__PROBLEM STATEMENT__.
Print each line exactly as it is given.

Stored entries:

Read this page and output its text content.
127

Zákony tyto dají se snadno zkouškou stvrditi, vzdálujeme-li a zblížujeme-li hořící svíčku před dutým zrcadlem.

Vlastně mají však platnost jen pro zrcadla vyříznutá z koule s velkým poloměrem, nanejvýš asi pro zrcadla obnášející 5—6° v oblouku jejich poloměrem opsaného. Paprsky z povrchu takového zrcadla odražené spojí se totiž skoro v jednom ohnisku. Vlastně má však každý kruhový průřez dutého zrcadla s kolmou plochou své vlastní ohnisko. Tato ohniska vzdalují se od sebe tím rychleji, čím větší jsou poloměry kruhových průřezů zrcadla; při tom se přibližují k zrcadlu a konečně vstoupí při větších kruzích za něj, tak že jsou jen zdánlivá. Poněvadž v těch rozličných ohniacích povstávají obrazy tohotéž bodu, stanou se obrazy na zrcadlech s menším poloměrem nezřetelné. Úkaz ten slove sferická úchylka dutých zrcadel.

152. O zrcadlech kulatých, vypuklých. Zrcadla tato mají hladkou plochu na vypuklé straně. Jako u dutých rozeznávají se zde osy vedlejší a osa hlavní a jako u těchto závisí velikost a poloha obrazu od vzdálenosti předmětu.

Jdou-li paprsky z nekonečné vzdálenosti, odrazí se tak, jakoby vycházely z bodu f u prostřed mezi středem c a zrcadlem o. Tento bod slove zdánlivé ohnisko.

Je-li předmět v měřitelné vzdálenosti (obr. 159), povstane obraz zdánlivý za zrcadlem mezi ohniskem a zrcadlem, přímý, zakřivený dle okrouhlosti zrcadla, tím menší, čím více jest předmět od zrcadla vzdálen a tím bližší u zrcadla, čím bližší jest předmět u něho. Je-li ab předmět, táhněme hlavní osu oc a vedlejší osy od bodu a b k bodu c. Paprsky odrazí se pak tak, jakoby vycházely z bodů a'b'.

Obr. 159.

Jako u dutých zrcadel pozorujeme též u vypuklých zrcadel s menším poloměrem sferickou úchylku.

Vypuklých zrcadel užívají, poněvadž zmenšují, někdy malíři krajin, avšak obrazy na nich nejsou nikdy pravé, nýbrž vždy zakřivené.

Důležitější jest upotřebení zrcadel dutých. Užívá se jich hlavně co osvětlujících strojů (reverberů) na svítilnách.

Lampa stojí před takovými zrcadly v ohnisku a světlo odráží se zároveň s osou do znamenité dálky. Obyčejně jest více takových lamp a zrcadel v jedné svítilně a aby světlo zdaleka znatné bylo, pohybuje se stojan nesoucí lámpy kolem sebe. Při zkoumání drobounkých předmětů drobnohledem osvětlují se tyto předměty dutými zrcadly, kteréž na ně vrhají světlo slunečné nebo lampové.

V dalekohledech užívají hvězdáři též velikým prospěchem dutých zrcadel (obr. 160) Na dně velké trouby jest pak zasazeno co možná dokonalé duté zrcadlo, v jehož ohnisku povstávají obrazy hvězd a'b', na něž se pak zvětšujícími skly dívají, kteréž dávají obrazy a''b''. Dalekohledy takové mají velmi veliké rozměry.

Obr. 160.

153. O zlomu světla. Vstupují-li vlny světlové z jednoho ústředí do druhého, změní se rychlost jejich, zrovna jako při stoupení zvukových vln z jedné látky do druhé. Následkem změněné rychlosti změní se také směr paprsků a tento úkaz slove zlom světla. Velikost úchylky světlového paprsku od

__RESULT OF THIS TASK__.
Read this page and output its text content.
127

Zákony tyto dají se snadno zkouškou stvrditi, vzdálujeme-li a zblížujeme-li hořící svíčku před dutým zrcadlem.

Vlastně mají však platnost jen pro zrcadla vyříznutá z koule s velkým poloměrem, nanejvýš asi pro zrcadla obnášející 5—6° v oblouku jejich poloměrem opsaného. Paprsky z povrchu takového zrcadla odražené spojí se totiž skoro v jednom ohnisku. Vlastně má však každý kruhový průřez dutého zrcadla s kolmou plochou své vlastní ohnisko. Tato ohniska vzdalují se od sebe tím rychleji, čím větší jsou poloměry kruhových průřezů zrcadla; při tom se přibližují k zrcadlu a konečně vstoupí při větších kruzích za něj, tak že jsou jen zdánlivá. Poněvadž v těch rozličných ohniacích povstávají obrazy tohotéž bodu, stanou se obrazy na zrcadlech s menším poloměrem nezřetelné. Úkaz ten slove sferická úchylka dutých zrcadel.

152. O zrcadlech kulatých, vypuklých. Zrcadla tato mají hladkou plochu na vypuklé straně. Jako u dutých rozeznávají se zde osy vedlejší a osa hlavní a jako u těchto závisí velikost a poloha obrazu od vzdálenosti předmětu.

Jdou-li paprsky z nekonečné vzdálenosti, odrazí se tak, jakoby vycházely z bodu f u prostřed mezi středem c a zrcadlem o. Tento bod slove zdánlivé ohnisko.

Je-li předmět v měřitelné vzdálenosti (obr. 159), povstane obraz zdánlivý za zrcadlem mezi ohniskem a zrcadlem, přímý, zakřivený dle okrouhlosti zrcadla, tím menší, čím více jest předmět od zrcadla vzdálen a tím bližší u zrcadla, čím bližší jest předmět u něho. Je-li ab předmět, táhněme hlavní osu oc a vedlejší osy od bodu a b k bodu c. Paprsky odrazí se pak tak, jakoby vycházely z bodů a'b'.

Obr. 159.

Jako u dutých zrcadel pozorujeme též u vypuklých zrcadel s menším poloměrem sferickou úchylku.

Vypuklých zrcadel užívají, poněvadž zmenšují, někdy malíři krajin, avšak obrazy na nich nejsou nikdy pravé, nýbrž vždy zakřivené.

Důležitější jest upotřebení zrcadel dutých. Užívá se jich hlavně co osvětlujících strojů (reverberů) na svítilnách.

Lampa stojí před takovými zrcadly v ohnisku a světlo odráží se zároveň s osou do znamenité dálky. Obyčejně jest více takových lamp a zrcadel v jedné svítilně a aby světlo zdaleka znatné bylo, pohybuje se stojan nesoucí lámpy kolem sebe. Při zkoumání drobounkých předmětů drobnohledem osvětlují se tyto předměty dutými zrcadly, kteréž na ně vrhají světlo slunečné nebo lampové.

V dalekohledech užívají hvězdáři též velikým prospěchem dutých zrcadel (obr. 160) Na dně velké trouby jest pak zasazeno co možná dokonalé duté zrcadlo, v jehož ohnisku povstávají obrazy hvězd a'b', na něž se pak zvětšujícími skly dívají, kteréž dávají obrazy a''b''. Dalekohledy takové mají velmi veliké rozměry.

Obr. 160.

153. O zlomu světla. Vstupují-li vlny světlové z jednoho ústředí do druhého, změní se rychlost jejich, zrovna jako při stoupení zvukových vln z jedné látky do druhé. Následkem změněné rychlosti změní se také směr paprsků a tento úkaz slove zlom světla. Velikost úchylky světlového paprsku od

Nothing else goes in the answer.